→ **Instruction**
Print the entries below word for word; the pictures stay out of your copy.
**** Given information
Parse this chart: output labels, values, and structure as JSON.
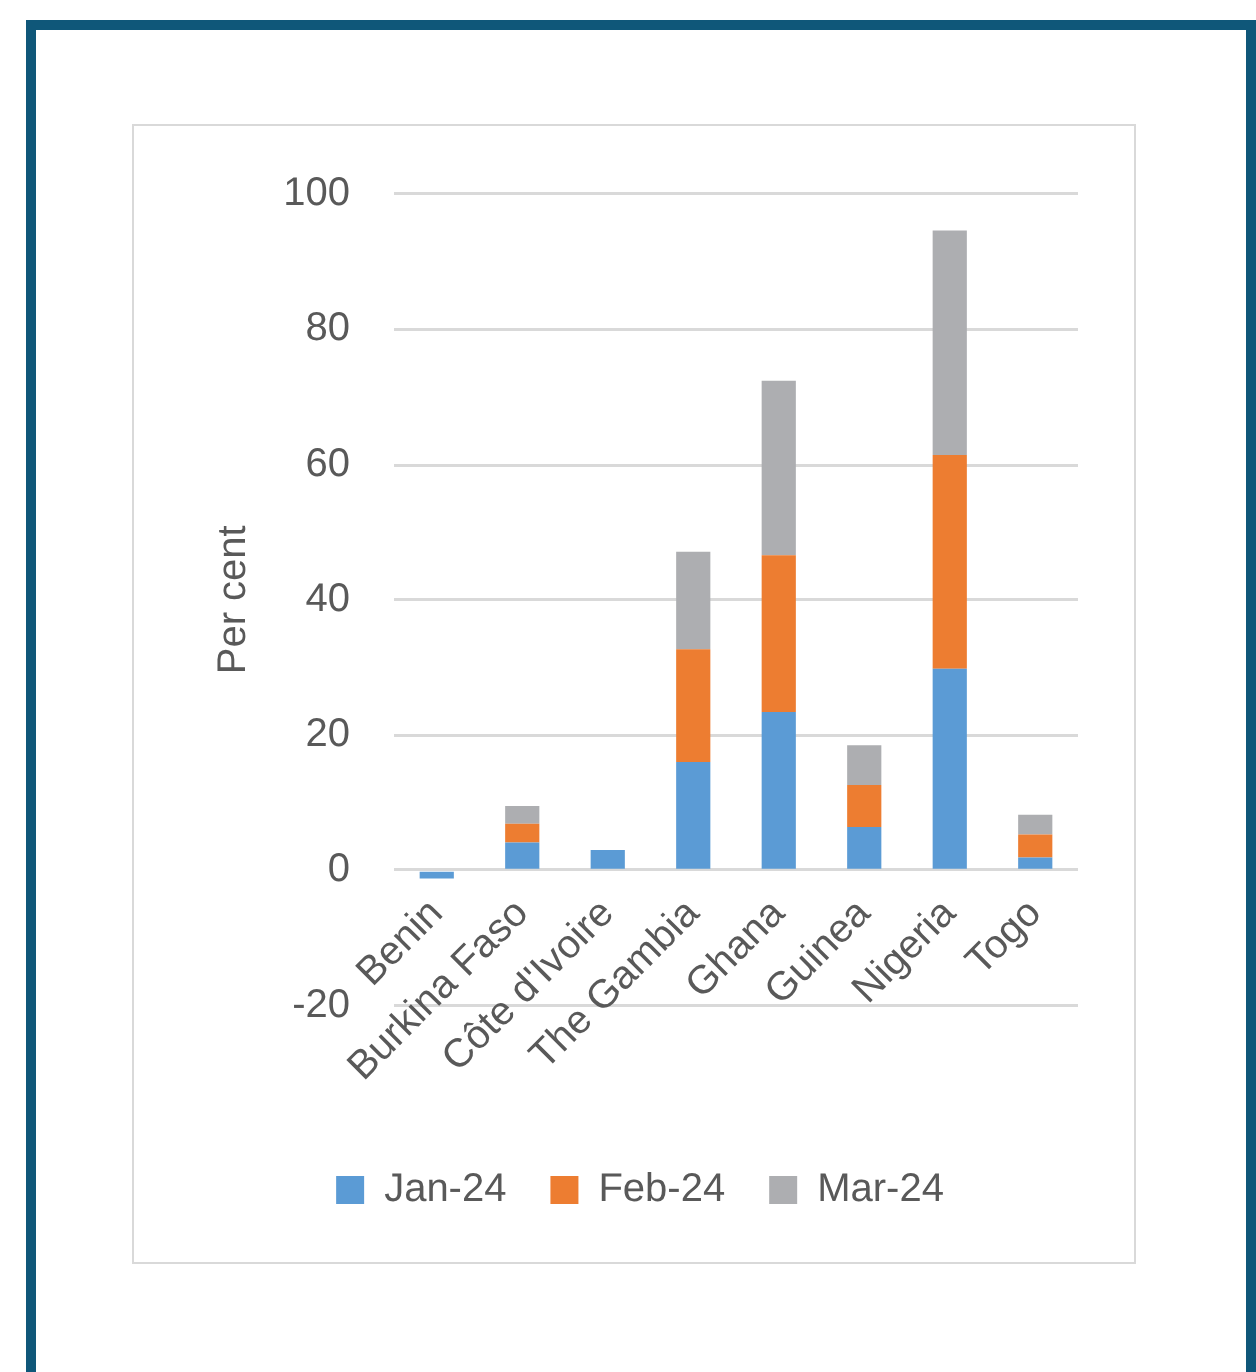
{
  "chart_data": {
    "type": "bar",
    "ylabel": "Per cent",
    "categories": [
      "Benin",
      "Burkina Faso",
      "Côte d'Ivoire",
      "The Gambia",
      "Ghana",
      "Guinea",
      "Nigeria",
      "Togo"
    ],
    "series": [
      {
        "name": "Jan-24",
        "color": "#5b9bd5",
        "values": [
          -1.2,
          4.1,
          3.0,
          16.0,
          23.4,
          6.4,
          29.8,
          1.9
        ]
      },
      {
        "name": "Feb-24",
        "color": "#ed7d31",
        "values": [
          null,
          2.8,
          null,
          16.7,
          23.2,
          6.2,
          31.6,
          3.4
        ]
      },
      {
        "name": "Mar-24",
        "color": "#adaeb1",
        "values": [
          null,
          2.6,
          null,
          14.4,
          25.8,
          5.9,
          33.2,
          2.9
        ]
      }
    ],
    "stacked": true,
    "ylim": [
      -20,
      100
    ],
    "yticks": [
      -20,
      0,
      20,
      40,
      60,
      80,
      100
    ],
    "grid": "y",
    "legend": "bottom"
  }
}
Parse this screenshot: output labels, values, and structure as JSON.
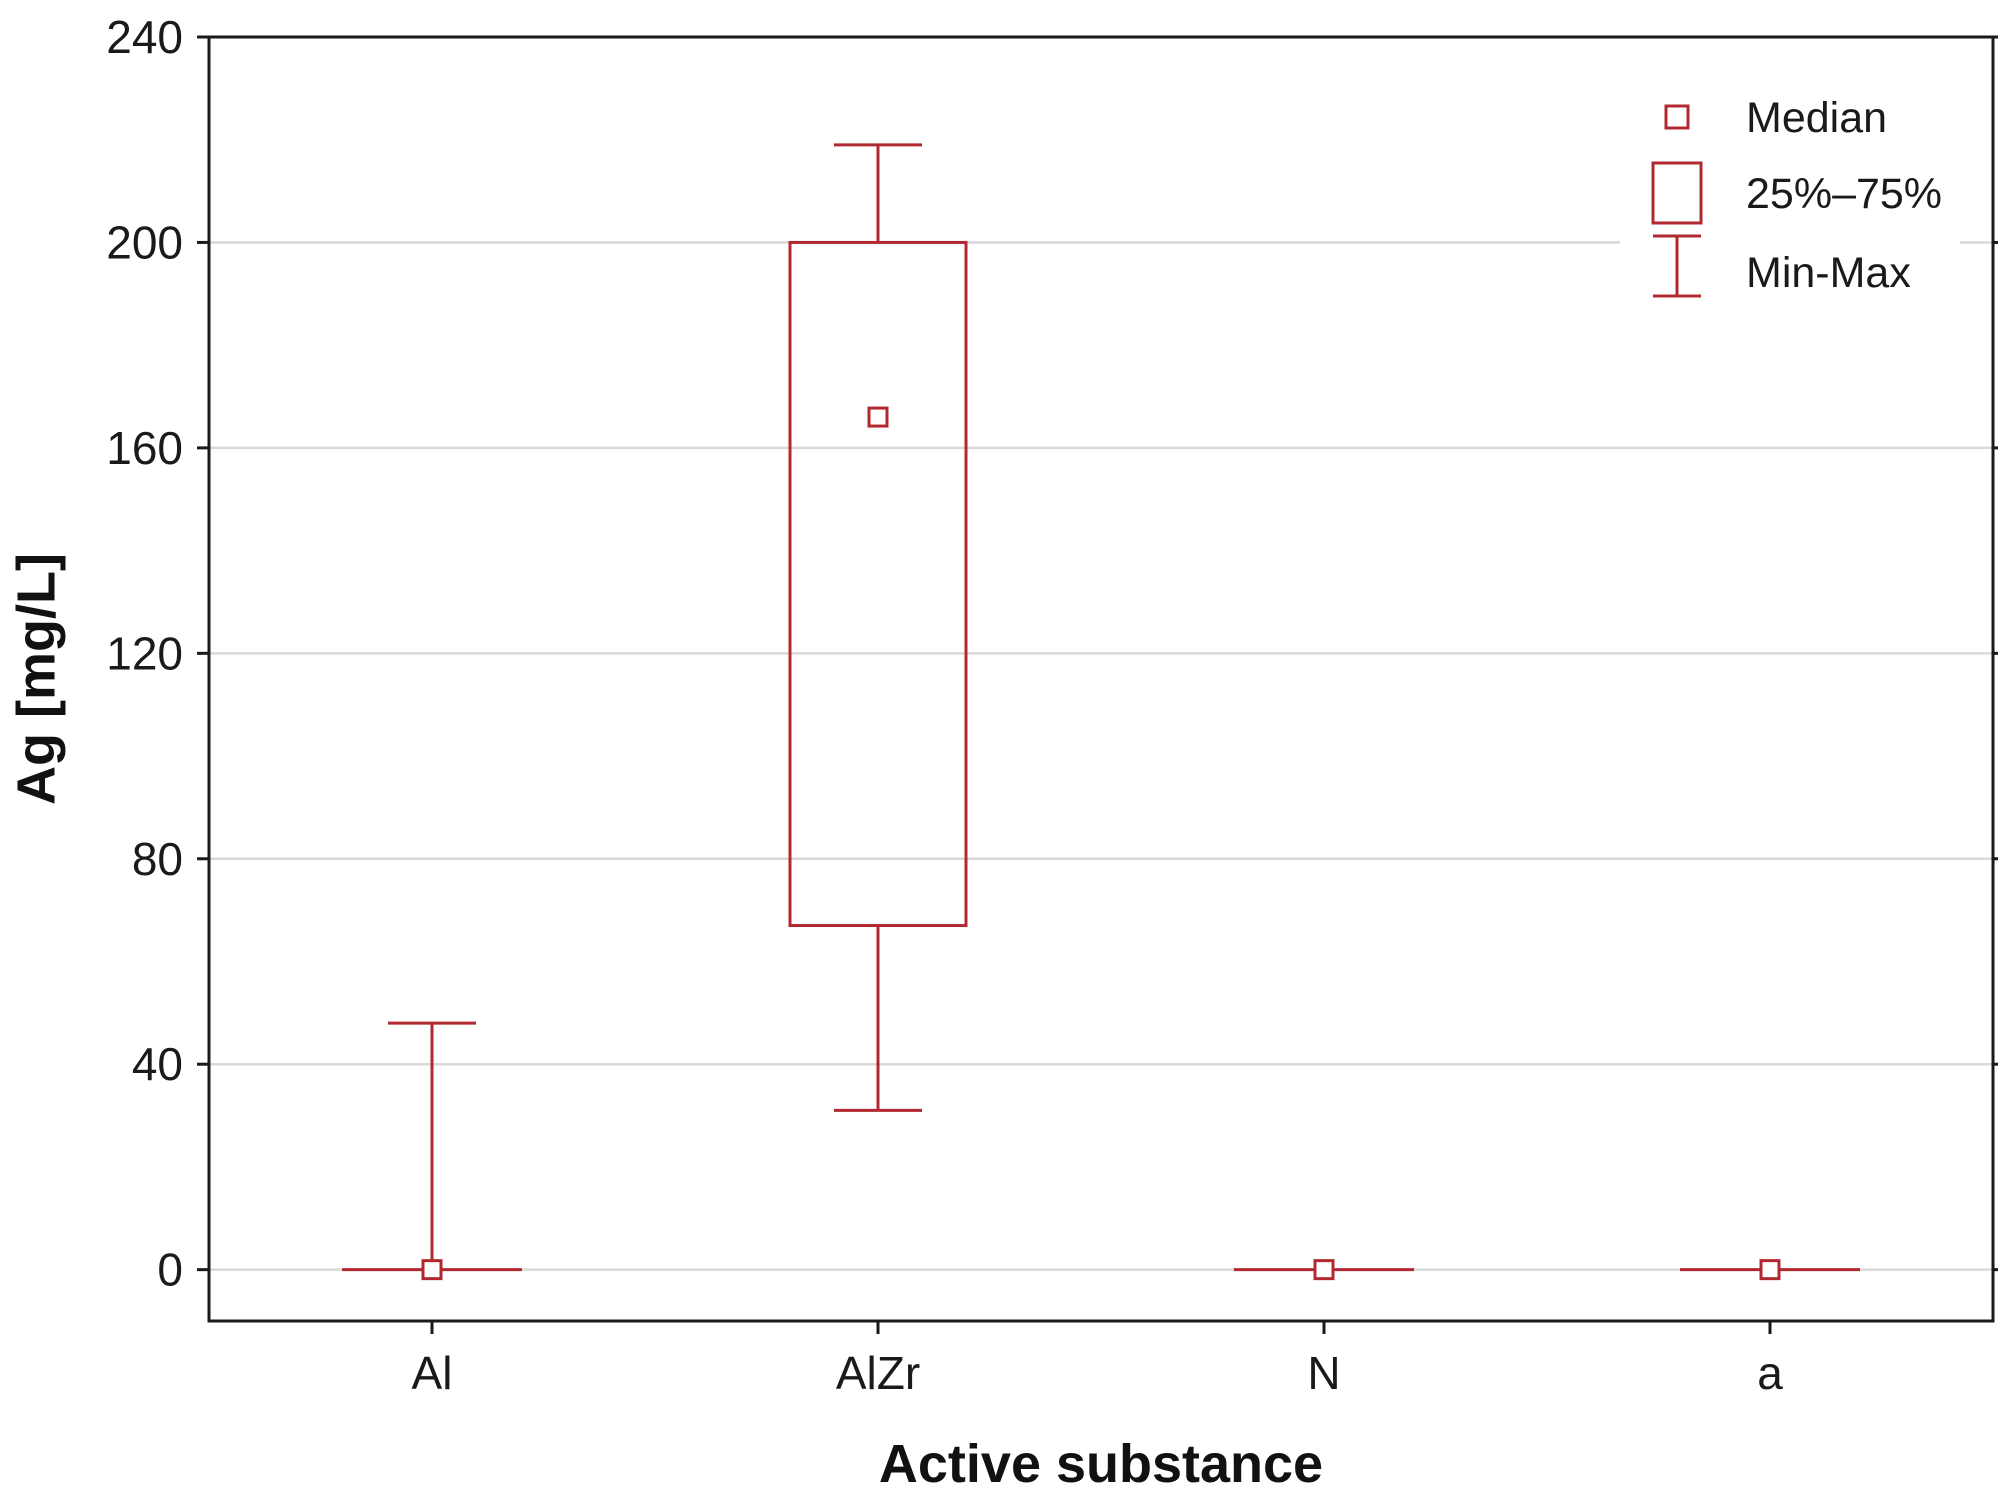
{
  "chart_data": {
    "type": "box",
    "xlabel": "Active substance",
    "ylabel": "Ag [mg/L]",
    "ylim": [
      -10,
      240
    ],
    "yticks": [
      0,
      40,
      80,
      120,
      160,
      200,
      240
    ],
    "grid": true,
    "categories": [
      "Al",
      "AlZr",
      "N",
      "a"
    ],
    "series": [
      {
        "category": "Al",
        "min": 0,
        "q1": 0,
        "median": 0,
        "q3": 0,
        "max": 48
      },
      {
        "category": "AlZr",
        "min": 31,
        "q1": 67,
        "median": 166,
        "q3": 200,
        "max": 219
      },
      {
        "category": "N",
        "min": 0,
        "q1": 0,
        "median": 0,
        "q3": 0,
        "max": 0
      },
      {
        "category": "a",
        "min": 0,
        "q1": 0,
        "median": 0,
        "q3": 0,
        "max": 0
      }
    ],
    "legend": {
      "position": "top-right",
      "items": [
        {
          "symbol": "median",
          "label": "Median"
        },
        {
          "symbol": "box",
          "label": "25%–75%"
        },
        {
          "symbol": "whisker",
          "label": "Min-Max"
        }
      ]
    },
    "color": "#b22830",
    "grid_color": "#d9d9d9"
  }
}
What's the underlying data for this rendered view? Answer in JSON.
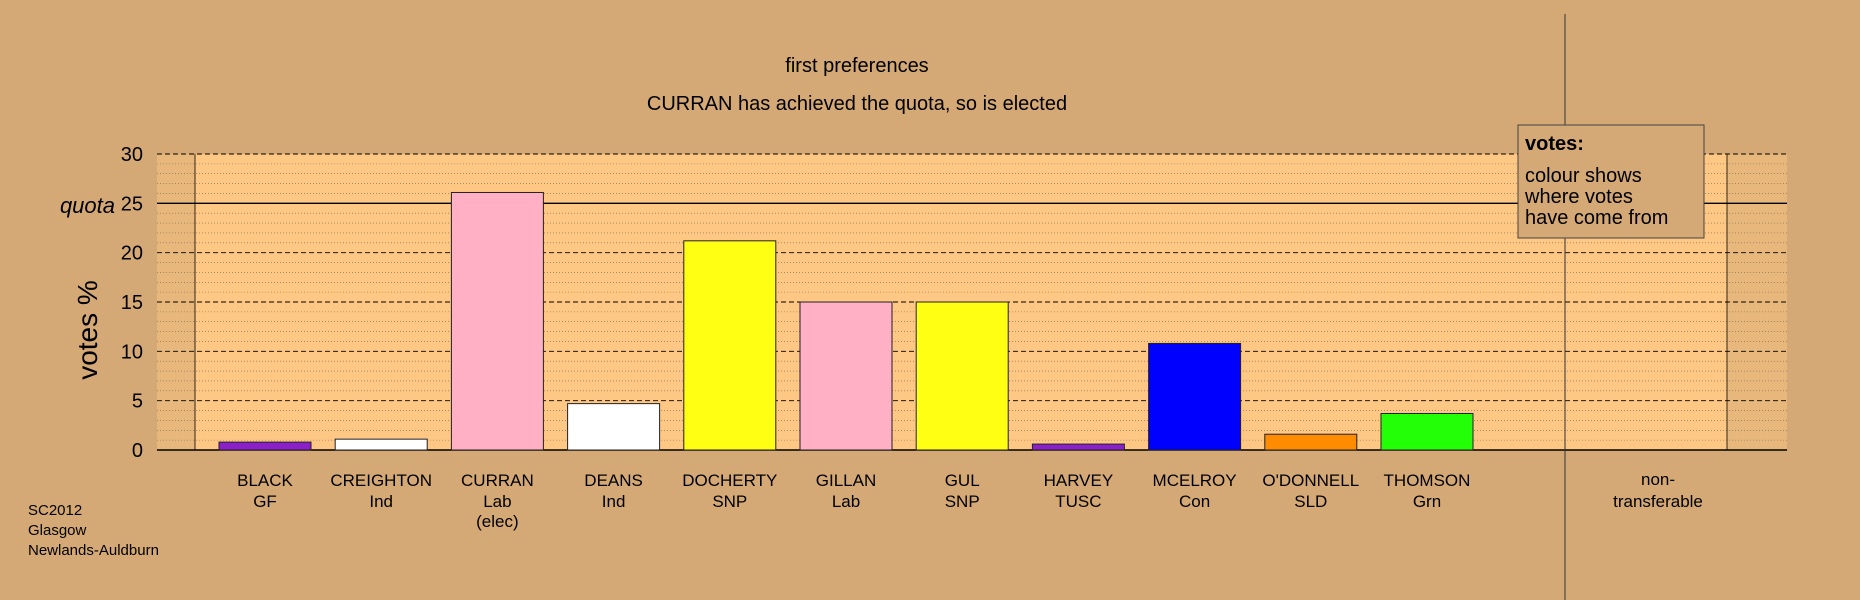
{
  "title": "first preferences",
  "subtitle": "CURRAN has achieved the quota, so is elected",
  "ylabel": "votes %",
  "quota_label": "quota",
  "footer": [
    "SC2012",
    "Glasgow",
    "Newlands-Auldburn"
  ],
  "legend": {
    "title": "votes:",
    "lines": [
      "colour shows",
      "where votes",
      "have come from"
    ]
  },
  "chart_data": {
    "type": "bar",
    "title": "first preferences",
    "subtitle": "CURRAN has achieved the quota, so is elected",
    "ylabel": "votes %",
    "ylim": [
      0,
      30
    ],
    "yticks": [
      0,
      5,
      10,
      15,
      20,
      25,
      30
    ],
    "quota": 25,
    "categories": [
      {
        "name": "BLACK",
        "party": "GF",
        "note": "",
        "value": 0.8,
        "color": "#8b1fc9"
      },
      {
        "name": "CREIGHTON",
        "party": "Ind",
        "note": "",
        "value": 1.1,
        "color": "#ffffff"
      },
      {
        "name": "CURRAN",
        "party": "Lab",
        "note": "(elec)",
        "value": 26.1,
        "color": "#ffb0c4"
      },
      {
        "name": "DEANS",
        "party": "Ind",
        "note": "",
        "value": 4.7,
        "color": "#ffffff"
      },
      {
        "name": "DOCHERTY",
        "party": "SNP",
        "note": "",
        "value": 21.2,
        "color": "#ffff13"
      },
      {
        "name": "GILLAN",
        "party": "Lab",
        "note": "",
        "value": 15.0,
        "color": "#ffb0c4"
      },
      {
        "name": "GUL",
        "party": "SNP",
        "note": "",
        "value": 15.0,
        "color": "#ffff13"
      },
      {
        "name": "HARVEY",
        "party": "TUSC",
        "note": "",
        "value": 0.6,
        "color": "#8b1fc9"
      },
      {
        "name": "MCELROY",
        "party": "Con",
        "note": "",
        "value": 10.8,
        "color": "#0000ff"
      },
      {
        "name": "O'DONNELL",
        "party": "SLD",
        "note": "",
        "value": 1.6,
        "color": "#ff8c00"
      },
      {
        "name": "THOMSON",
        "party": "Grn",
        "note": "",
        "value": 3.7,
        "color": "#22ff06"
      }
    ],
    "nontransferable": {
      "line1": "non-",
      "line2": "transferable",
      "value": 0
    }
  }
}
********
→ **Problem solution**
Parse this chart: output labels, values, and structure as JSON.
{
  "chart_data": {
    "type": "bar",
    "ylabel": "Per cent",
    "categories": [
      "Benin",
      "Burkina Faso",
      "Côte d'Ivoire",
      "The Gambia",
      "Ghana",
      "Guinea",
      "Nigeria",
      "Togo"
    ],
    "series": [
      {
        "name": "Jan-24",
        "color": "#5b9bd5",
        "values": [
          -1.2,
          4.1,
          3.0,
          16.0,
          23.4,
          6.4,
          29.8,
          1.9
        ]
      },
      {
        "name": "Feb-24",
        "color": "#ed7d31",
        "values": [
          null,
          2.8,
          null,
          16.7,
          23.2,
          6.2,
          31.6,
          3.4
        ]
      },
      {
        "name": "Mar-24",
        "color": "#adaeb1",
        "values": [
          null,
          2.6,
          null,
          14.4,
          25.8,
          5.9,
          33.2,
          2.9
        ]
      }
    ],
    "stacked": true,
    "ylim": [
      -20,
      100
    ],
    "yticks": [
      -20,
      0,
      20,
      40,
      60,
      80,
      100
    ],
    "grid": "y",
    "legend": "bottom"
  }
}
Parse this screenshot: output labels, values, and structure as JSON.
{
  "chart_data": {
    "type": "box",
    "xlabel": "Active substance",
    "ylabel": "Ag [mg/L]",
    "ylim": [
      -10,
      240
    ],
    "yticks": [
      0,
      40,
      80,
      120,
      160,
      200,
      240
    ],
    "grid": true,
    "categories": [
      "Al",
      "AlZr",
      "N",
      "a"
    ],
    "series": [
      {
        "category": "Al",
        "min": 0,
        "q1": 0,
        "median": 0,
        "q3": 0,
        "max": 48
      },
      {
        "category": "AlZr",
        "min": 31,
        "q1": 67,
        "median": 166,
        "q3": 200,
        "max": 219
      },
      {
        "category": "N",
        "min": 0,
        "q1": 0,
        "median": 0,
        "q3": 0,
        "max": 0
      },
      {
        "category": "a",
        "min": 0,
        "q1": 0,
        "median": 0,
        "q3": 0,
        "max": 0
      }
    ],
    "legend": {
      "position": "top-right",
      "items": [
        {
          "symbol": "median",
          "label": "Median"
        },
        {
          "symbol": "box",
          "label": "25%–75%"
        },
        {
          "symbol": "whisker",
          "label": "Min-Max"
        }
      ]
    },
    "color": "#b22830",
    "grid_color": "#d9d9d9"
  }
}
What's the underlying data for this rendered view? Answer in JSON.
{
  "title": "first preferences",
  "subtitle": "CURRAN has achieved the quota, so is elected",
  "ylabel": "votes %",
  "quota_label": "quota",
  "footer": [
    "SC2012",
    "Glasgow",
    "Newlands-Auldburn"
  ],
  "legend": {
    "title": "votes:",
    "lines": [
      "colour shows",
      "where votes",
      "have come from"
    ]
  },
  "chart_data": {
    "type": "bar",
    "title": "first preferences",
    "subtitle": "CURRAN has achieved the quota, so is elected",
    "ylabel": "votes %",
    "ylim": [
      0,
      30
    ],
    "yticks": [
      0,
      5,
      10,
      15,
      20,
      25,
      30
    ],
    "quota": 25,
    "categories": [
      {
        "name": "BLACK",
        "party": "GF",
        "note": "",
        "value": 0.8,
        "color": "#8b1fc9"
      },
      {
        "name": "CREIGHTON",
        "party": "Ind",
        "note": "",
        "value": 1.1,
        "color": "#ffffff"
      },
      {
        "name": "CURRAN",
        "party": "Lab",
        "note": "(elec)",
        "value": 26.1,
        "color": "#ffb0c4"
      },
      {
        "name": "DEANS",
        "party": "Ind",
        "note": "",
        "value": 4.7,
        "color": "#ffffff"
      },
      {
        "name": "DOCHERTY",
        "party": "SNP",
        "note": "",
        "value": 21.2,
        "color": "#ffff13"
      },
      {
        "name": "GILLAN",
        "party": "Lab",
        "note": "",
        "value": 15.0,
        "color": "#ffb0c4"
      },
      {
        "name": "GUL",
        "party": "SNP",
        "note": "",
        "value": 15.0,
        "color": "#ffff13"
      },
      {
        "name": "HARVEY",
        "party": "TUSC",
        "note": "",
        "value": 0.6,
        "color": "#8b1fc9"
      },
      {
        "name": "MCELROY",
        "party": "Con",
        "note": "",
        "value": 10.8,
        "color": "#0000ff"
      },
      {
        "name": "O'DONNELL",
        "party": "SLD",
        "note": "",
        "value": 1.6,
        "color": "#ff8c00"
      },
      {
        "name": "THOMSON",
        "party": "Grn",
        "note": "",
        "value": 3.7,
        "color": "#22ff06"
      }
    ],
    "nontransferable": {
      "line1": "non-",
      "line2": "transferable",
      "value": 0
    }
  }
}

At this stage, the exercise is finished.